READING TEXT —
(begin)
Remote Execution
RepX provides transparent execution on remote systems via SSH, with optional SLURM workload manager integration. The Lab artifact and its dependencies are synchronized to the target before execution.
Prerequisites
| Requirement | Description |
|---|---|
| SSH access | Passwordless key-based authentication to target host |
| Storage | Writable directory on target for artifacts and outputs |
| Configuration | Target definition in config.toml |
Target Configuration
Define remote targets in ~/.config/repx/config.toml:
[targets.cluster]
address = "user@login.cluster.edu"
base_path = "/scratch/user/repx_work"
default_scheduler = "slurm"
node_local_path = "/tmp/user/repx"
Configuration Parameters
| Parameter | Required | Description |
|---|---|---|
address | yes | SSH connection string |
base_path | yes | Remote working directory |
default_scheduler | yes | local or slurm |
node_local_path | no | Node-local storage for container caching |
Execution
Specify the target via the --target flag:
repx run simulation --lab ./result --target cluster
Resource Allocation (SLURM)
SLURM resource requirements are specified in resources.toml:
[defaults]
time = "01:00:00"
mem = "4G"
cpus-per-task = 1
partition = "standard"
[[rules]]
job_id_glob = "*training*"
time = "12:00:00"
mem = "64G"
sbatch_opts = ["--gres=gpu:1"]
[[rules]]
job_id_glob = "*preprocess*"
mem = "32G"
partition = "highmem"
Apply resources during execution:
repx run simulation --lab ./result --target cluster --resources resources.toml
Synchronization
RepX employs a multi-phase synchronization strategy:
Phase 1: Bootstrap
Static host tools (bash, jq, rsync, etc.) are deployed to ensure consistent execution regardless of target system configuration.
Phase 2: Lab Transfer
The Lab artifact is synchronized using rsync with the following characteristics:
- Incremental transfer of changed files only
- Preservation of symbolic links and permissions
- Atomic updates via temporary staging
Phase 3: Container Image Sync (Incremental)
Container images are synchronized incrementally to minimize transfer overhead:
- Image manifest is compared against remote cache
- Only modified or missing layers are transferred
- Existing layers are reused from
node_local_pathwhen available
This optimization significantly reduces synchronization time for iterative development workflows where container images change infrequently.
(end)
STORED DATA —
(begin)
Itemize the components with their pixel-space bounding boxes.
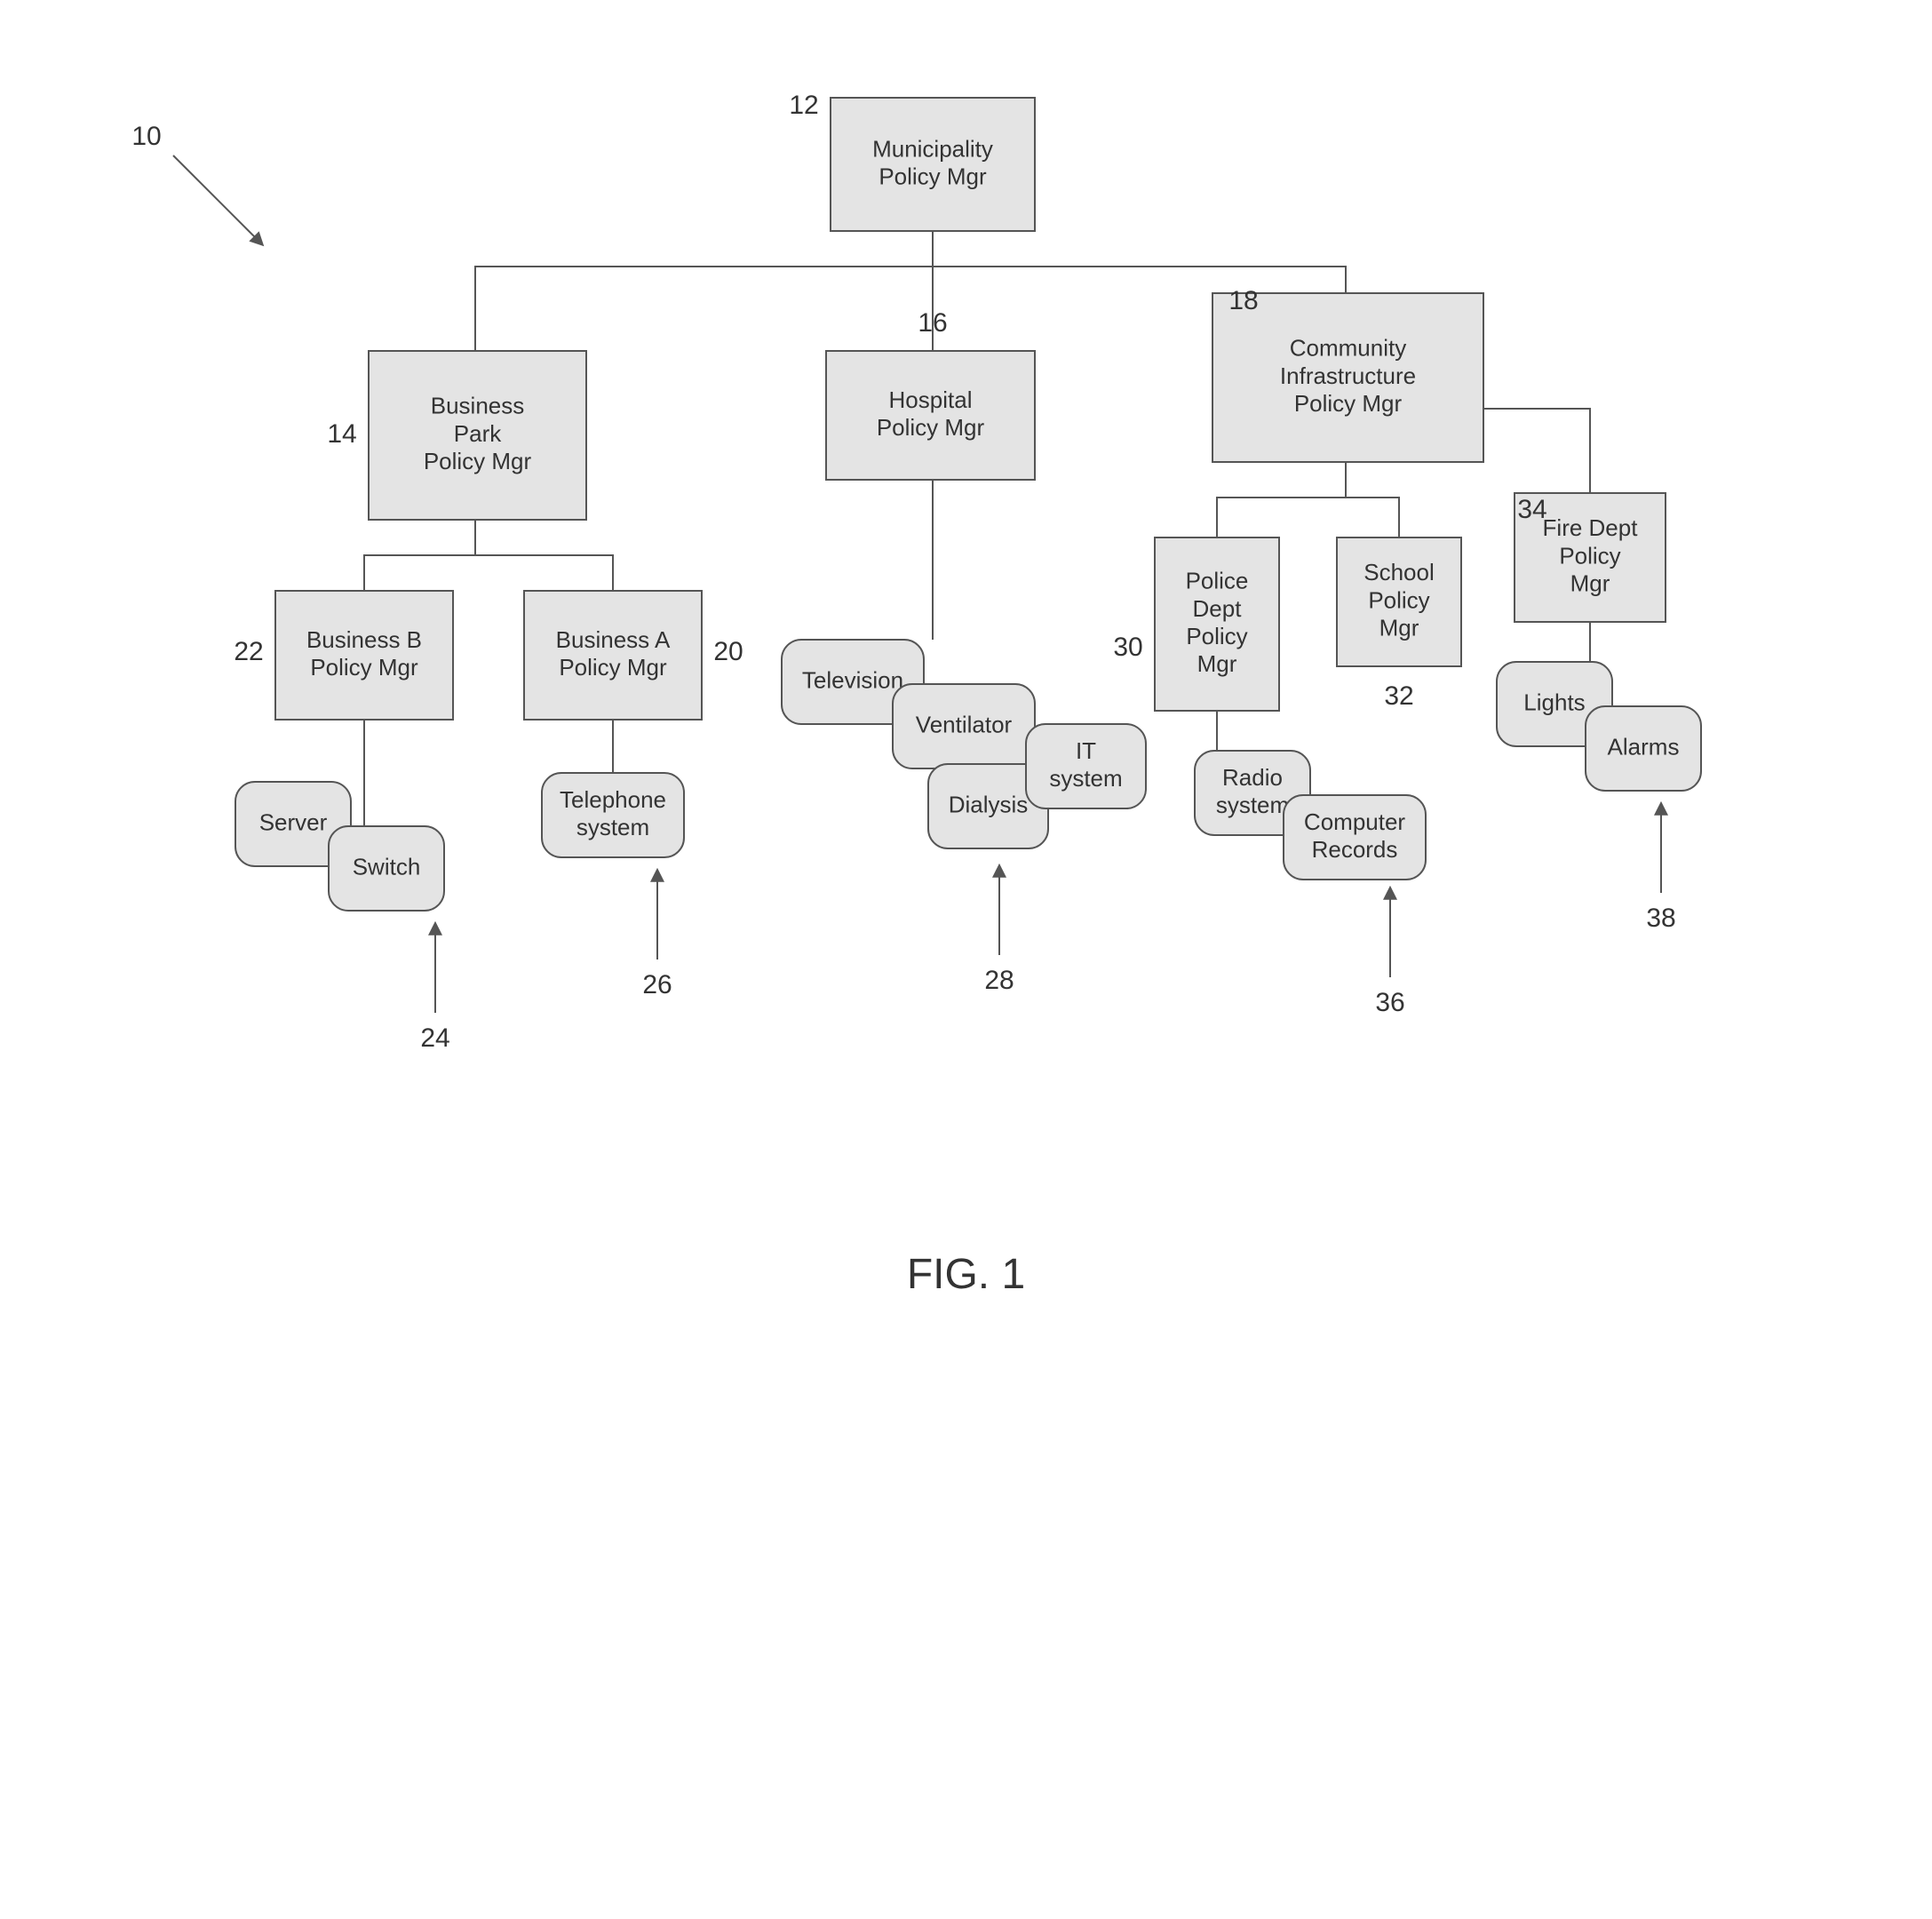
(end)
Answer these questions from the RepX remote execution text:
(a) What two values does the text list for the default_scheduler parameter?
(b) Which memory and partition does the rule for "*preprocess*" jobs set?
(c) Which command-line flag chooses the remote target?

WRITTEN SOLUTION —
(a) local or slurm
(b) 32G memory and the highmem partition
(c) --target